Dataset records:
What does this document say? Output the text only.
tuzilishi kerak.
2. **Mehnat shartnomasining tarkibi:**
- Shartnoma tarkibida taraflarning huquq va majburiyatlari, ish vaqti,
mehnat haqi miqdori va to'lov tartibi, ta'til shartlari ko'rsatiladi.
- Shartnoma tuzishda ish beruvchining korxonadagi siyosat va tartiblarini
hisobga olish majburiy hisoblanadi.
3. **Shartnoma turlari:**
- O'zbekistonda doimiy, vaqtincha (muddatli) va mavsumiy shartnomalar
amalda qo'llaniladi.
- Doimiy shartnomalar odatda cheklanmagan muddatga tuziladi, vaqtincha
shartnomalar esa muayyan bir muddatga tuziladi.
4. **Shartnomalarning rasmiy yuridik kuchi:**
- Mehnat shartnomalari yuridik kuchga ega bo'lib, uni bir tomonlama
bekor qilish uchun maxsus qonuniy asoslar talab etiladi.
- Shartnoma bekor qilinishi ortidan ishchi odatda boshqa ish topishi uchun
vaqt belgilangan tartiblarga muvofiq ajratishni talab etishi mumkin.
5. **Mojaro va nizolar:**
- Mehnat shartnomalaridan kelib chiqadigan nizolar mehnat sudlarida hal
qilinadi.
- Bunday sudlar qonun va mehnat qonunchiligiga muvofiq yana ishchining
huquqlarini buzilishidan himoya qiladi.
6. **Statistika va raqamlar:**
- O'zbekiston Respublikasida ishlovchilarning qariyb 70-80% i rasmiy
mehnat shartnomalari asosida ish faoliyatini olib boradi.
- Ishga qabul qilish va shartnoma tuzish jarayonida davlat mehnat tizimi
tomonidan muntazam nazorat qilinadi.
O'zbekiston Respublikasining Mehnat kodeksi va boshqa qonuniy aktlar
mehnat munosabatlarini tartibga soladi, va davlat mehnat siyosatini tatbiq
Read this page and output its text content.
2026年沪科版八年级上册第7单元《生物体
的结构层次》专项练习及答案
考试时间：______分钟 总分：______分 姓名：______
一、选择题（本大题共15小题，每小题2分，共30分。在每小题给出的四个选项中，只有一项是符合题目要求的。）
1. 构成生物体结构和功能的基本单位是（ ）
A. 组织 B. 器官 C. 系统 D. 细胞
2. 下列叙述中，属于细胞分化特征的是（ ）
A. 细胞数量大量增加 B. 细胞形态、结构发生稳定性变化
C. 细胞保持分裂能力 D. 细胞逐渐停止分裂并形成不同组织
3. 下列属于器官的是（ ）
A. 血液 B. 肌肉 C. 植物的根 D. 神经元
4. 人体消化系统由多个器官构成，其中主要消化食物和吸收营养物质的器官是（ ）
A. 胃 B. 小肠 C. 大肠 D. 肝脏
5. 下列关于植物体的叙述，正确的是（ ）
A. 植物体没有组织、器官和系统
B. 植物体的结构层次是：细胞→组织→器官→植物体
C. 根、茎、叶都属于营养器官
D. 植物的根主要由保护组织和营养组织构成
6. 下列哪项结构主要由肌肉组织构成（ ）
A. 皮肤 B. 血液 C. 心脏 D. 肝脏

Instruction:
Which lines contain the word "boshqa"? Copy each of them.

Exercise output:
- Shartnoma bekor qilinishi ortidan ishchi odatda boshqa ish topishi uchun
O'zbekiston Respublikasining Mehnat kodeksi va boshqa qonuniy aktlar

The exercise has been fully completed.